*** Begin section ***

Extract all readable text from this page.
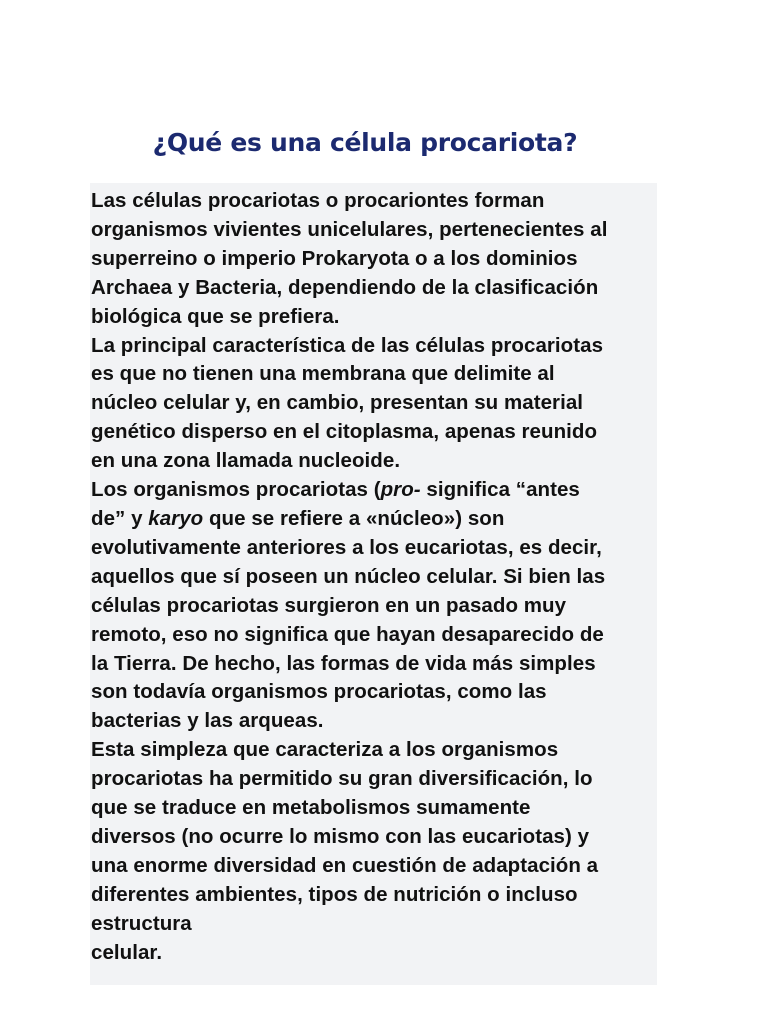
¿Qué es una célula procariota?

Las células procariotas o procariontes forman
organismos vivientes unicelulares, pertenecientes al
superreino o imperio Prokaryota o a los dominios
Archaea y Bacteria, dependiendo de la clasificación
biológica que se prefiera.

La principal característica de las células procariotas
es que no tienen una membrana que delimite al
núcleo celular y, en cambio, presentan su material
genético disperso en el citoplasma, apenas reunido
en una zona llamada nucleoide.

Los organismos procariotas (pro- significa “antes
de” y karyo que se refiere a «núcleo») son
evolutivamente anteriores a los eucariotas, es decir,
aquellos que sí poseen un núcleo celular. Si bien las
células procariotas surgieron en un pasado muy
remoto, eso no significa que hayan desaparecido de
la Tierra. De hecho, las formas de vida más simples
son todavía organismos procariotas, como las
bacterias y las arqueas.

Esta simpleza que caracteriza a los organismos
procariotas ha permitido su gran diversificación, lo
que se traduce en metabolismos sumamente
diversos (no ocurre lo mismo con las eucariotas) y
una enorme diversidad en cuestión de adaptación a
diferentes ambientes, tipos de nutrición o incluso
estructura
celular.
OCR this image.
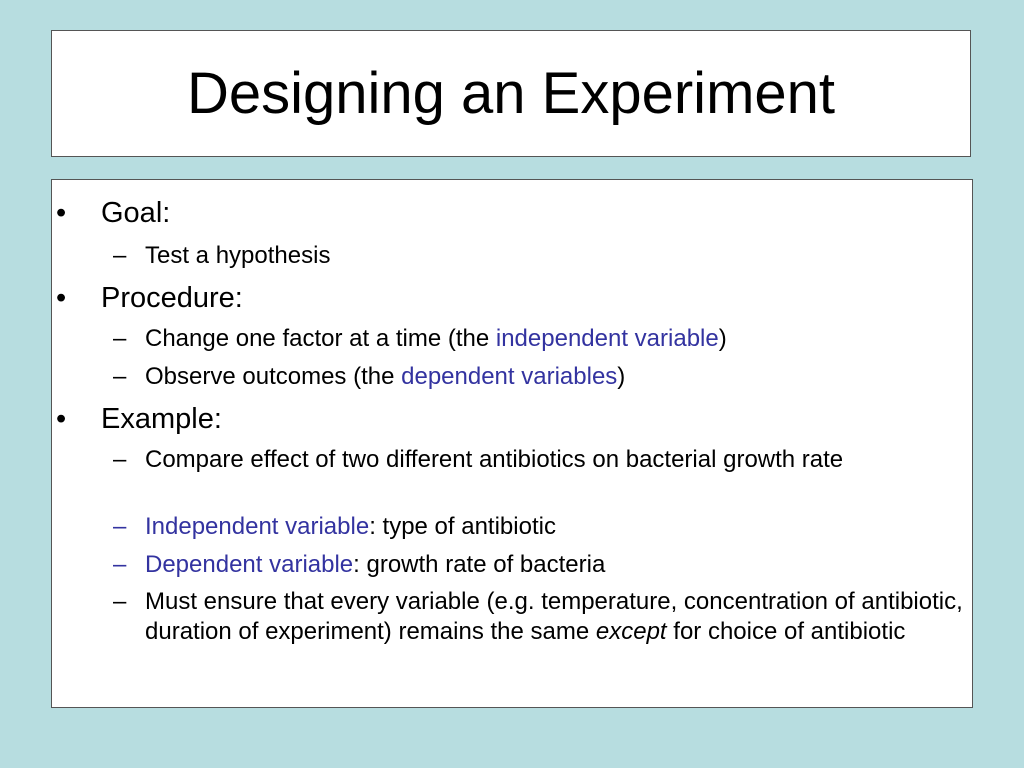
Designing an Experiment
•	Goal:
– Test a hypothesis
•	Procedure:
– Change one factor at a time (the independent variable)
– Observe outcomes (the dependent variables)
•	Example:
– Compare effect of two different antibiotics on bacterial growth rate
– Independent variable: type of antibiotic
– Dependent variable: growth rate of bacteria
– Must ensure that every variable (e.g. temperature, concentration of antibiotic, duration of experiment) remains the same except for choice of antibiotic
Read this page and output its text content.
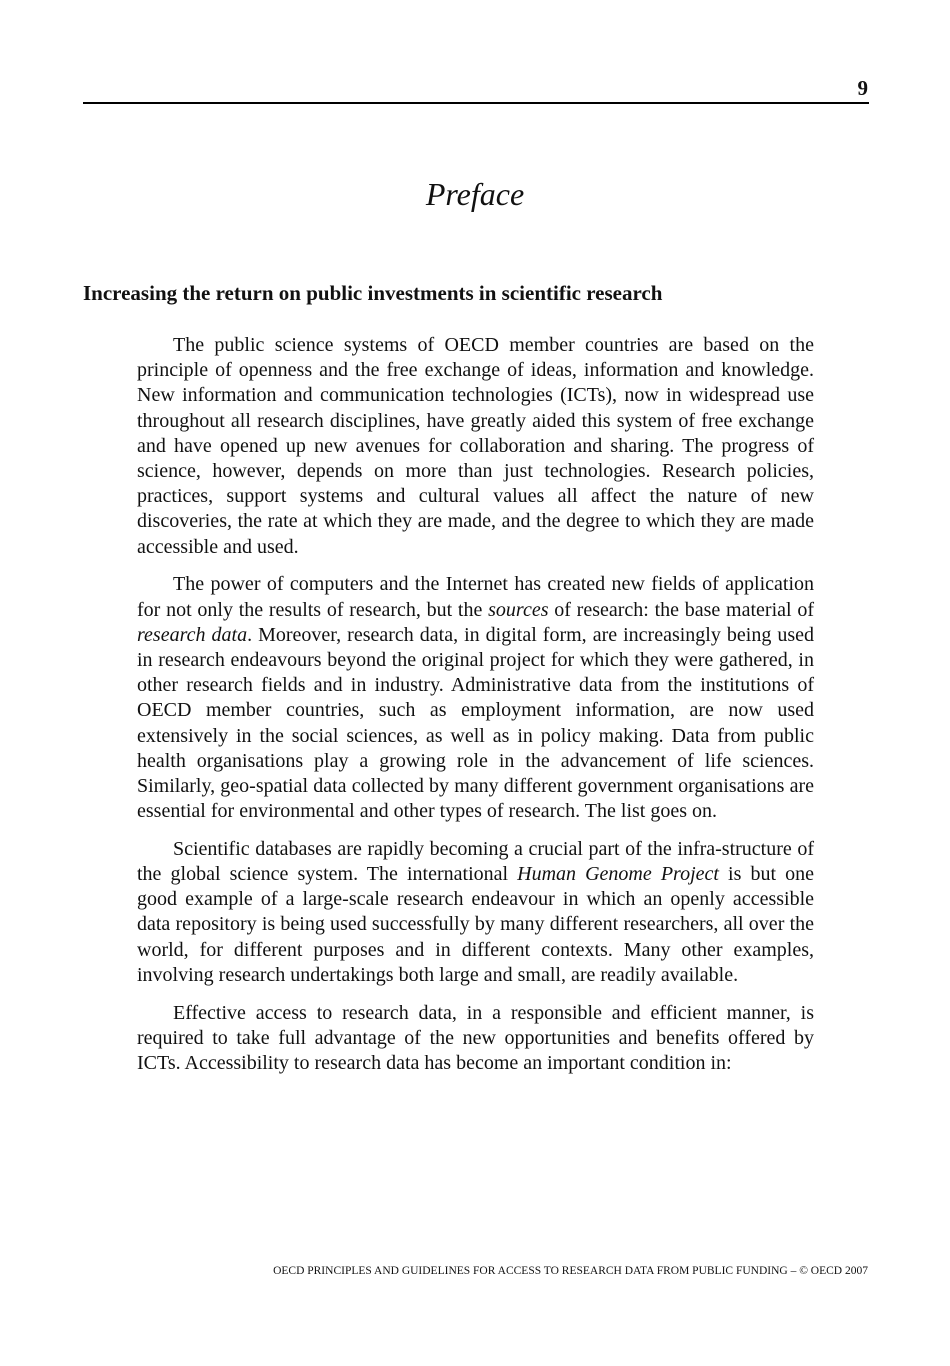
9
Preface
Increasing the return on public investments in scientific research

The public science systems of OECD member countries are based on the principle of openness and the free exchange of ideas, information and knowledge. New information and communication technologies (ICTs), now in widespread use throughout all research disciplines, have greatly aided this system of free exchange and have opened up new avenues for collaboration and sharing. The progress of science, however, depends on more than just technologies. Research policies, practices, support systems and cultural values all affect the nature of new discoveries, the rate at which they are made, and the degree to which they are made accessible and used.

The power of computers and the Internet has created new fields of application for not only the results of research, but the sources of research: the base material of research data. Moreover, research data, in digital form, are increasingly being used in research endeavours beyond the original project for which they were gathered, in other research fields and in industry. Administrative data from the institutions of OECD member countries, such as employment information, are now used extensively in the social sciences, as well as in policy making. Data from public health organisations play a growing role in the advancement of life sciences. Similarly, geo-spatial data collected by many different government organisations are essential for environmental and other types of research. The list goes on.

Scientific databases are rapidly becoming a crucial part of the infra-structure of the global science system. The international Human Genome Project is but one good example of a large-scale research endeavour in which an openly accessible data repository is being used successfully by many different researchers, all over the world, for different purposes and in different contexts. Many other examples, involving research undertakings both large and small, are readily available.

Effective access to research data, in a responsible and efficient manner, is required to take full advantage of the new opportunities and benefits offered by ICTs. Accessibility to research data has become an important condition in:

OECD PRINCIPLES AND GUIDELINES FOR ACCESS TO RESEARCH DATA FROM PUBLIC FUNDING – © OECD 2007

*** End section ***

▶ **PROBLEM STATEMENT**: Which lines above include the string "rate"? Show them.

▶ **RESPONSE**:
– Compare effect of two different antibiotics on bacterial growth rate
– Dependent variable: growth rate of bacteria
The public science systems of OECD member countries are based on the principle of openness and the free exchange of ideas, information and knowledge. New information and communication technologies (ICTs), now in widespread use throughout all research disciplines, have greatly aided this system of free exchange and have opened up new avenues for collaboration and sharing. The progress of science, however, depends on more than just technologies. Research policies, practices, support systems and cultural values all affect the nature of new discoveries, the rate at which they are made, and the degree to which they are made accessible and used.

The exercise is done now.